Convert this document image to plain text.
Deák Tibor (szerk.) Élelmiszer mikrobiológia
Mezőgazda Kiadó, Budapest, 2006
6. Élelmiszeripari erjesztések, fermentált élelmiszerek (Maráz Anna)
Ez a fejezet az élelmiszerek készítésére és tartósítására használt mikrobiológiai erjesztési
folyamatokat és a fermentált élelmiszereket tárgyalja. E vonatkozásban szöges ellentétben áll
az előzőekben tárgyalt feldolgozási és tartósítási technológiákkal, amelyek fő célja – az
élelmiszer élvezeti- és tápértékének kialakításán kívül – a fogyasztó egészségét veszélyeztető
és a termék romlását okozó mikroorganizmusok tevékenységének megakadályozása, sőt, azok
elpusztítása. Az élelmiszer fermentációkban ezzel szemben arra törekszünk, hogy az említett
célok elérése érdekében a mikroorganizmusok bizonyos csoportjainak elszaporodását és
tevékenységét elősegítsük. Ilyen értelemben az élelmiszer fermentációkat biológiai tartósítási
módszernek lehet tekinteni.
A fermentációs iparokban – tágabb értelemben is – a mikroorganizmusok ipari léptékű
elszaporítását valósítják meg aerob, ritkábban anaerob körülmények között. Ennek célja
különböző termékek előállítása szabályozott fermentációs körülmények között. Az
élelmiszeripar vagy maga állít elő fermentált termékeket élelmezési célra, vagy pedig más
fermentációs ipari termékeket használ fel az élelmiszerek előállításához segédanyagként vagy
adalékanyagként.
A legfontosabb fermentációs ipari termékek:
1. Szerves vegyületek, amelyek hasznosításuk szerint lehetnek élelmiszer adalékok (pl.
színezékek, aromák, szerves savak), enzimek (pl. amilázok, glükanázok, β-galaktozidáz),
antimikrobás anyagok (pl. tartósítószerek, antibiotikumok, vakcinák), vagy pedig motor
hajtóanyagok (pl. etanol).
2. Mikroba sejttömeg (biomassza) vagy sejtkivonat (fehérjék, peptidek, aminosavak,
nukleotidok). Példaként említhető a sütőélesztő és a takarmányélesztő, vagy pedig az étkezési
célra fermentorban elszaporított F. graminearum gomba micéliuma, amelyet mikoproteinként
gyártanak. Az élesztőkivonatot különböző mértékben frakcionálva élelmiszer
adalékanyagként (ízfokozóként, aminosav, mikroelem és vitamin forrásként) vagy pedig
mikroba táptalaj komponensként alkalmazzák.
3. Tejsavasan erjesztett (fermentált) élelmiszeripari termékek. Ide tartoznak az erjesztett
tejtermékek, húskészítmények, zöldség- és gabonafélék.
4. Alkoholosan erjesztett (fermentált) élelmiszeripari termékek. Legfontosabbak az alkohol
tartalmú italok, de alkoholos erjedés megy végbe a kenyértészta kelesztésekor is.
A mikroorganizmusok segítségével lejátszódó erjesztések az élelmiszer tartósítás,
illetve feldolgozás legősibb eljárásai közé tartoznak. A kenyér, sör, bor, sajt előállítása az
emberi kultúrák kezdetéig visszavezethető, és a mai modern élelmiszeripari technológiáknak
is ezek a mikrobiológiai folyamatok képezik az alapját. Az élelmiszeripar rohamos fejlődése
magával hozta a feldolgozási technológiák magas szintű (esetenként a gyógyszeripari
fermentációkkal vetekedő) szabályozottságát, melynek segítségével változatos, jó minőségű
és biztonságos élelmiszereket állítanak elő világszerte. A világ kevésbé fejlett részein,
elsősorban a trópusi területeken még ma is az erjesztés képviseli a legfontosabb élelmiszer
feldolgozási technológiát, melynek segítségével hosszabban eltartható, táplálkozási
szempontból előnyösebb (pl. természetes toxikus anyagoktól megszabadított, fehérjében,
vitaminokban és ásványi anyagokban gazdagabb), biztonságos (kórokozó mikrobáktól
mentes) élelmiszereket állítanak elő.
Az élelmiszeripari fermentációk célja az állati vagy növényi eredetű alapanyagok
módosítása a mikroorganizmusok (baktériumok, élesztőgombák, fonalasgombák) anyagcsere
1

|---|

**What needs to be done**
Pull out every line holding "különböző" from the records above, and copy it.

**Reply to the exercise**
különböző termékek előállítása szabályozott fermentációs körülmények között. Az
gyártanak. Az élesztőkivonatot különböző mértékben frakcionálva élelmiszer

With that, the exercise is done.